**STATED PROBLEM 1**
Decide whether each statement agrees with the excerpt on the Pakistani ISP and YouTube. Answer yes or no for each and quote the words from the excerpt that decide it.
(a) Pakistan Telecom blocked YouTube by installing an access control list against its IP address.
(b) The announcement took YouTube off the air globally for about an hour.
(c) Pakistan was the first country ever to block YouTube.
**STATED PROBLEM 2**
Using the post about Pakistan's YouTube block, answer these questions:
(a) What date does the post carry?
(b) Which three IP addresses did Pakistan Telecom give its own machines?
(c) What kind of specific route did Pakistan Telecom announce, in Internet parlance?
**STATED PROBLEM 3**
Extend the blog post about Pakistan Telecom's YouTube route announcement, beginning right after its final sentence.

Surveillance is difficult. Complexity and interconnections make it dangerous, too.

A Pakistani ISP "Hijacks" Youtube

24 February 2008

The government of Pakistan has ordered all ISPs in the country to block access to Youtube. By itself, it’s yet another sign of government censorship; that’s bad, but this example is hardly unique. As the article points out, a fair number of other countries have blocked Youtube in the past. However, the way it was done this time is worrisome.

The obvious way to keep users from reaching a destination is to install some sort of access control list blocking the IP address. Pakistan Telecom did it differently: they created their own machines with the appropriate IP addresses (208.65.153.238, 208.65.153.251, and 208.65.153.253), so that any of their users who tried to reach Youtube presumably received a notice about the new government rule. Unfortunately, they made a serious mistake: they "announced" the network to the entire Internet.

This blog is not the place for a full tutorial on Internet routing. For now, let it suffice to say that an organization or ISP that "owns" a particular IP address announces it to the rest of the Internet. Other ISPs believe the announcement and thus know how to reach that address. (Caution: this description is grossly oversimplified.) Crucially, an address announcement with a "longer prefix" — a more specific route; the analog of announcing a particular street within a city, rather than the city itself — will be used preferentially by parties who wish to reach that particular address.

That’s what happened here. Pakistan Telecom misconfigured a router so they announced a route to Youtube. Worse yet, they announced a very specific route (a "/24", in Internet parlance). The effect was to take Youtube off the air globally for about an hour.

**SUPPLIED ENTRIES**
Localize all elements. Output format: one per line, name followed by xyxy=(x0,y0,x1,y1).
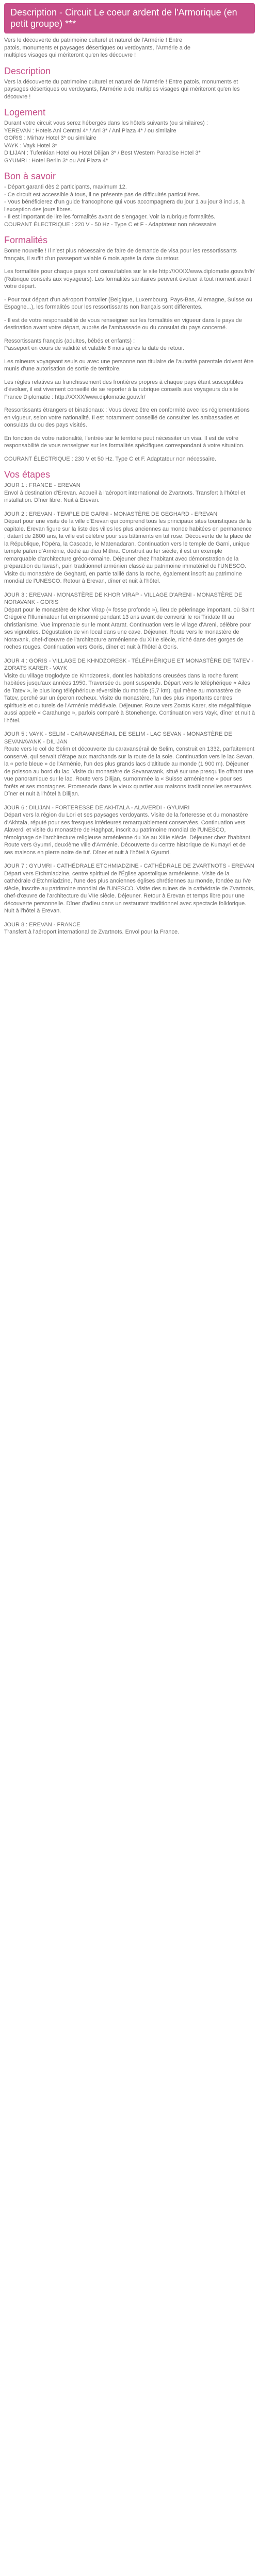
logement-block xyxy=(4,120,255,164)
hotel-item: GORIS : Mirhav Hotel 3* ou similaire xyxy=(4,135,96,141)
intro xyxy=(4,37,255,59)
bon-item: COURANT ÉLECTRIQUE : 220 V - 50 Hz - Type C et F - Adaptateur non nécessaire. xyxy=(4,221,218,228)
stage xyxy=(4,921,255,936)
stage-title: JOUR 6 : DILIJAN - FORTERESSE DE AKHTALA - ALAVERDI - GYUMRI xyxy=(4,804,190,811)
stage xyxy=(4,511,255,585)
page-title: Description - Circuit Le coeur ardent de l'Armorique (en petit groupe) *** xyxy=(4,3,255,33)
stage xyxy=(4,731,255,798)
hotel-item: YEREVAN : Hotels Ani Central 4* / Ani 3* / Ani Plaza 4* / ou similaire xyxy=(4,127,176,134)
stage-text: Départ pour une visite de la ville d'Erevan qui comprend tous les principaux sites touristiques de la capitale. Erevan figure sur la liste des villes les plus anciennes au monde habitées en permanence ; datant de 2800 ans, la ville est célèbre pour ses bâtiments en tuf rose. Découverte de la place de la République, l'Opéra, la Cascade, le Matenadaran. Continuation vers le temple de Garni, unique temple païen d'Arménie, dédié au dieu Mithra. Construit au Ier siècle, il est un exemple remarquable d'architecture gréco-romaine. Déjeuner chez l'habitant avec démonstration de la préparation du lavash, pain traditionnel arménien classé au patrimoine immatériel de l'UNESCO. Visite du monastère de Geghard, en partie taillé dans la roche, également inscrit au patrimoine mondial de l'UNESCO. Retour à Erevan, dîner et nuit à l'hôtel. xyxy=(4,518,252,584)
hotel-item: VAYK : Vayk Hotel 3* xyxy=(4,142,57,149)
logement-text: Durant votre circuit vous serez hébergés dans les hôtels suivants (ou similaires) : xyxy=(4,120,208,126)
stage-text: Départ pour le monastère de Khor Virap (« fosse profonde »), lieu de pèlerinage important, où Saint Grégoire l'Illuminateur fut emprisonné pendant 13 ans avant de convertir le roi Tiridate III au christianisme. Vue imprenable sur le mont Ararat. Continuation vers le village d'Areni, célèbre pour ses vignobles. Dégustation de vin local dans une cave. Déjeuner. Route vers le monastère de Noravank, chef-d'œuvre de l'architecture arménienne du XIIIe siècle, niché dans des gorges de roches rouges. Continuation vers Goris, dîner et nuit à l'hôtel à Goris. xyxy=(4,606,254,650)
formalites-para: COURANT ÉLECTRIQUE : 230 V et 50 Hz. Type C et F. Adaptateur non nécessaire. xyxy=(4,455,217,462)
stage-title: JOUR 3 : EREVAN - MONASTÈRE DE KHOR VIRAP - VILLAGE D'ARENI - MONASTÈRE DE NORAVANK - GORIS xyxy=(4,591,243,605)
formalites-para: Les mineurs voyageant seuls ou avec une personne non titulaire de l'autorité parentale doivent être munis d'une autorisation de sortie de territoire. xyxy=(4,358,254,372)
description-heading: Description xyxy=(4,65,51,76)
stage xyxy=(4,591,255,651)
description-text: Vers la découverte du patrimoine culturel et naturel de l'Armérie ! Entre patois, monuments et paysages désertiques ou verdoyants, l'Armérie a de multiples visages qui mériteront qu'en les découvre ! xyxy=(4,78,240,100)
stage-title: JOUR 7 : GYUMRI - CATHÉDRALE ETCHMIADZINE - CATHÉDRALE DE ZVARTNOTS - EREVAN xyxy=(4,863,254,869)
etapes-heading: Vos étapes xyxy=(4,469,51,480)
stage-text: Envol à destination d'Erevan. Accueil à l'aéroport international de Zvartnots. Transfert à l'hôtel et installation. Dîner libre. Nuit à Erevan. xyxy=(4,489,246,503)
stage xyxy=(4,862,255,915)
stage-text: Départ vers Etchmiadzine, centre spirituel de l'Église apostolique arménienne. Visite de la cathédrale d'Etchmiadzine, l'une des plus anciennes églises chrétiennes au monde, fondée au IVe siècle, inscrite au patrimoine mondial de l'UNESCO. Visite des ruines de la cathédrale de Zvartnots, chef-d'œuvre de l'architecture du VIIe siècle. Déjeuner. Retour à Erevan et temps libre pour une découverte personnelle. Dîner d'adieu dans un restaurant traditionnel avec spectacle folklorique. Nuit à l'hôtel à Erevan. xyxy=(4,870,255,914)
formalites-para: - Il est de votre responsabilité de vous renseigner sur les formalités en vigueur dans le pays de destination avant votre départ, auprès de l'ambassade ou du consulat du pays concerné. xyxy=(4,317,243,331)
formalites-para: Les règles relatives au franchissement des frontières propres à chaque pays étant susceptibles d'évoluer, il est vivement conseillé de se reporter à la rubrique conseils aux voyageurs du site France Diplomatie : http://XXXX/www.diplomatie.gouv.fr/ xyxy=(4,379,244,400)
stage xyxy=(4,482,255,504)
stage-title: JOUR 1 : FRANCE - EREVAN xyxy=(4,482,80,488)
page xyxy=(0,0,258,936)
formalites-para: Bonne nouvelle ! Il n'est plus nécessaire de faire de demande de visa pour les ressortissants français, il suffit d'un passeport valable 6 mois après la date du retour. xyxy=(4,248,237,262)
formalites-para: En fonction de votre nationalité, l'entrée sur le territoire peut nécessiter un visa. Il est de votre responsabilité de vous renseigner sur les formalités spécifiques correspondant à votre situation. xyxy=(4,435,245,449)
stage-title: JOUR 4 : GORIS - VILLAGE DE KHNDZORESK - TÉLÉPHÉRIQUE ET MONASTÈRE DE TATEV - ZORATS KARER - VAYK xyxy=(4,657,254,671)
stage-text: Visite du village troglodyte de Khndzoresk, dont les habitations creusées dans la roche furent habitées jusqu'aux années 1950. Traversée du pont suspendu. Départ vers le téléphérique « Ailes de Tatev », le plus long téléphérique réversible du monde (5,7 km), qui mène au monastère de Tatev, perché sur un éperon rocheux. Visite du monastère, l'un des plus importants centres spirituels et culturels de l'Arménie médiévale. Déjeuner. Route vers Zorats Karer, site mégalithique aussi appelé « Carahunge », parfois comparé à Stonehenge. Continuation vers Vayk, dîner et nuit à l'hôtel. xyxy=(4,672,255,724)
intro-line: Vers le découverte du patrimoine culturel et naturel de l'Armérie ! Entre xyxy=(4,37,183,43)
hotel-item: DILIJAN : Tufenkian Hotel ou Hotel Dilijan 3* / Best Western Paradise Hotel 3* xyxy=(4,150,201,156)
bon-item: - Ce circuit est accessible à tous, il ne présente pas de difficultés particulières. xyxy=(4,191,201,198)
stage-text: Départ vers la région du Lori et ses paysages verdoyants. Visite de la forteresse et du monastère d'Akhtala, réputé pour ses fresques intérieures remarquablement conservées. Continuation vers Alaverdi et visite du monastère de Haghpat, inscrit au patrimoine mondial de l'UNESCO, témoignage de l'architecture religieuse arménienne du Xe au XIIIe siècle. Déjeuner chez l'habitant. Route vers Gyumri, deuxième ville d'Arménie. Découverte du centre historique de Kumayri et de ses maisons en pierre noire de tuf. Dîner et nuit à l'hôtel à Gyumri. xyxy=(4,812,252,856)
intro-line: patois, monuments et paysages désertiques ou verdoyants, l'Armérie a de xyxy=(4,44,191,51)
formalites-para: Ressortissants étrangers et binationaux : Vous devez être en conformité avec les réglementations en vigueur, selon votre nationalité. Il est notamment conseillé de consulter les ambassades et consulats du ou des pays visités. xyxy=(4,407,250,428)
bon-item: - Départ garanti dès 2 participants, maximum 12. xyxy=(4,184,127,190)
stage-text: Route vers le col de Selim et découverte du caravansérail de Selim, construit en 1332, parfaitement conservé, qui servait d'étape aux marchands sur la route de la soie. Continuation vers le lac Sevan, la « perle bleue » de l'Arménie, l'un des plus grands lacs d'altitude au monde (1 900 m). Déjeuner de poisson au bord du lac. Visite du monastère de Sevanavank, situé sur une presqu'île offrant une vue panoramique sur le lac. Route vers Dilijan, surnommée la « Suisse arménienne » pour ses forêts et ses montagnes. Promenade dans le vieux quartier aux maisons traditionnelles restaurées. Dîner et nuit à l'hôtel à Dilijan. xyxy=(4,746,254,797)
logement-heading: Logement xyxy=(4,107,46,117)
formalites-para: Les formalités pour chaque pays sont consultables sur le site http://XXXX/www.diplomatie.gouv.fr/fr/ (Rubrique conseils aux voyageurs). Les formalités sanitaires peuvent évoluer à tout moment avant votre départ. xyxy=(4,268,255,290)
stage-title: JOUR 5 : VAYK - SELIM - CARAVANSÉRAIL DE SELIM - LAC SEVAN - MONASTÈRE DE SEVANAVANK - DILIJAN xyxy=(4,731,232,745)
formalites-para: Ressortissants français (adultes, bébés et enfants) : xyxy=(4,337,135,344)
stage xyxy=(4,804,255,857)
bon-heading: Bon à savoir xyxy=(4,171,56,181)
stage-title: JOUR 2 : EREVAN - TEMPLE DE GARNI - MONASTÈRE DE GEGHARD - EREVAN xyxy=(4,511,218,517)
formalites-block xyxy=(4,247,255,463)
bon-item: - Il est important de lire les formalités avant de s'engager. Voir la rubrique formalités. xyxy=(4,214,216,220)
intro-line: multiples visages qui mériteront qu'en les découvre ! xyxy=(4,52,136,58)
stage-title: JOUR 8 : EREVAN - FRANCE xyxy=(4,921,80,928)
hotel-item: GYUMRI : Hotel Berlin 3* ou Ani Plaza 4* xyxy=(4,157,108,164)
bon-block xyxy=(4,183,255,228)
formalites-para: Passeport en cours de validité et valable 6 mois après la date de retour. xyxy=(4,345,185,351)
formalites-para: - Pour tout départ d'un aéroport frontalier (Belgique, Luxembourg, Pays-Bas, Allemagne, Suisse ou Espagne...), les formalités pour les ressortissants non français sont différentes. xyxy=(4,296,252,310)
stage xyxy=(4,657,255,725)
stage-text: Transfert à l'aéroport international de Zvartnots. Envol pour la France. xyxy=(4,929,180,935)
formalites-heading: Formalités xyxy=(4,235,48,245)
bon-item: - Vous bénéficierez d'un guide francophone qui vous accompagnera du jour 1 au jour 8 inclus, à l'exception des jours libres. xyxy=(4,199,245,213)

**WRITTEN ANSWER 1**
(a) No: "Pakistan Telecom did it differently: they created their own machines with the appropriate IP addresses"
(b) Yes: "The effect was to take Youtube off the air globally for about an hour."
(c) No: "a fair number of other countries have blocked Youtube in the past."

**WRITTEN ANSWER 2**
(a) 24 February 2008
(b) 208.65.153.238, 208.65.153.251, and 208.65.153.253
(c) A "/24"

**WRITTEN ANSWER 3**
This sort of hijacking isn’t new. Spammers have done it to hide their tracks. There was a famous instance in 1997 known as the AS 7007 incident. But this is a serious security issue. In 1999, the National Academies called routing problems one of the two most serious threats to the global Internet. In other words, professionals have long known this could happen.

The added risk now is that the whole world has been told how easy it is to take networks off the air. I’m not particularly concerned about a national government doing this deliberately, e.g., to prevent any "defamation" from being seen across the Internet. That sort of thing is noticed and dealt with fairly expeditiously. I am worried about freelance attacks by hacktivists or simple mischief makers who have compromised ISP routers.

I’ve been worrying about routing security for many years; in fact, it’s what got me interested in Internet security in the first place. We need to do something about the problem, such as deploying S-BGP. But deploying it will take years; we need to start soon, before sites more important than Youtube are hijacked.